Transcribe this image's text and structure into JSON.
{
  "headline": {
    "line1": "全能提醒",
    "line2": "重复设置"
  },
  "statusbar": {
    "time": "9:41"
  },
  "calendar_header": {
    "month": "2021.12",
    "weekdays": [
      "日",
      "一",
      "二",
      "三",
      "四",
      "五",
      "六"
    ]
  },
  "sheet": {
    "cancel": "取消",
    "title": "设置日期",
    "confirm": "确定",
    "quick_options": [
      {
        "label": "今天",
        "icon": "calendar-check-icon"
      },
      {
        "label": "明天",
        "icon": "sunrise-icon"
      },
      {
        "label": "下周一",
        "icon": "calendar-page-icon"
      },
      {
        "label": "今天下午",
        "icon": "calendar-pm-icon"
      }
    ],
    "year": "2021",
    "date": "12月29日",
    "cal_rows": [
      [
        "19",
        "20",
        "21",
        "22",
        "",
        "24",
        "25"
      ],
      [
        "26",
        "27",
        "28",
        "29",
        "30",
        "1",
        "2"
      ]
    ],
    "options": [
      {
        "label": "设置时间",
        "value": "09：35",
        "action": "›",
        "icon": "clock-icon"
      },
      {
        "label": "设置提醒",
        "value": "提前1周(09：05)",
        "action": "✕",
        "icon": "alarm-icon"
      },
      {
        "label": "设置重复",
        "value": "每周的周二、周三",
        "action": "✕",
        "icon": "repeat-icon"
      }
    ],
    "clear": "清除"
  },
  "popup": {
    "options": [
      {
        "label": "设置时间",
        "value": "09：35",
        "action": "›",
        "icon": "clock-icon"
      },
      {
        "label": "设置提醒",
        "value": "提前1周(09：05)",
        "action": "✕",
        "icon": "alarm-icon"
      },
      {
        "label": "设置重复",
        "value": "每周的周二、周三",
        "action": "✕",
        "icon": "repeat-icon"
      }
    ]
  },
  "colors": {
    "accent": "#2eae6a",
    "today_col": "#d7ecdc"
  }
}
************
Work to do: Exactly reproduce every line of the data above.

Output for this exercise:
Transcribe this image's text and structure into JSON.
{
  "headline": {
    "line1": "全能提醒",
    "line2": "重复设置"
  },
  "statusbar": {
    "time": "9:41"
  },
  "calendar_header": {
    "month": "2021.12",
    "weekdays": [
      "日",
      "一",
      "二",
      "三",
      "四",
      "五",
      "六"
    ]
  },
  "sheet": {
    "cancel": "取消",
    "title": "设置日期",
    "confirm": "确定",
    "quick_options": [
      {
        "label": "今天",
        "icon": "calendar-check-icon"
      },
      {
        "label": "明天",
        "icon": "sunrise-icon"
      },
      {
        "label": "下周一",
        "icon": "calendar-page-icon"
      },
      {
        "label": "今天下午",
        "icon": "calendar-pm-icon"
      }
    ],
    "year": "2021",
    "date": "12月29日",
    "cal_rows": [
      [
        "19",
        "20",
        "21",
        "22",
        "",
        "24",
        "25"
      ],
      [
        "26",
        "27",
        "28",
        "29",
        "30",
        "1",
        "2"
      ]
    ],
    "options": [
      {
        "label": "设置时间",
        "value": "09：35",
        "action": "›",
        "icon": "clock-icon"
      },
      {
        "label": "设置提醒",
        "value": "提前1周(09：05)",
        "action": "✕",
        "icon": "alarm-icon"
      },
      {
        "label": "设置重复",
        "value": "每周的周二、周三",
        "action": "✕",
        "icon": "repeat-icon"
      }
    ],
    "clear": "清除"
  },
  "popup": {
    "options": [
      {
        "label": "设置时间",
        "value": "09：35",
        "action": "›",
        "icon": "clock-icon"
      },
      {
        "label": "设置提醒",
        "value": "提前1周(09：05)",
        "action": "✕",
        "icon": "alarm-icon"
      },
      {
        "label": "设置重复",
        "value": "每周的周二、周三",
        "action": "✕",
        "icon": "repeat-icon"
      }
    ]
  },
  "colors": {
    "accent": "#2eae6a",
    "today_col": "#d7ecdc"
  }
}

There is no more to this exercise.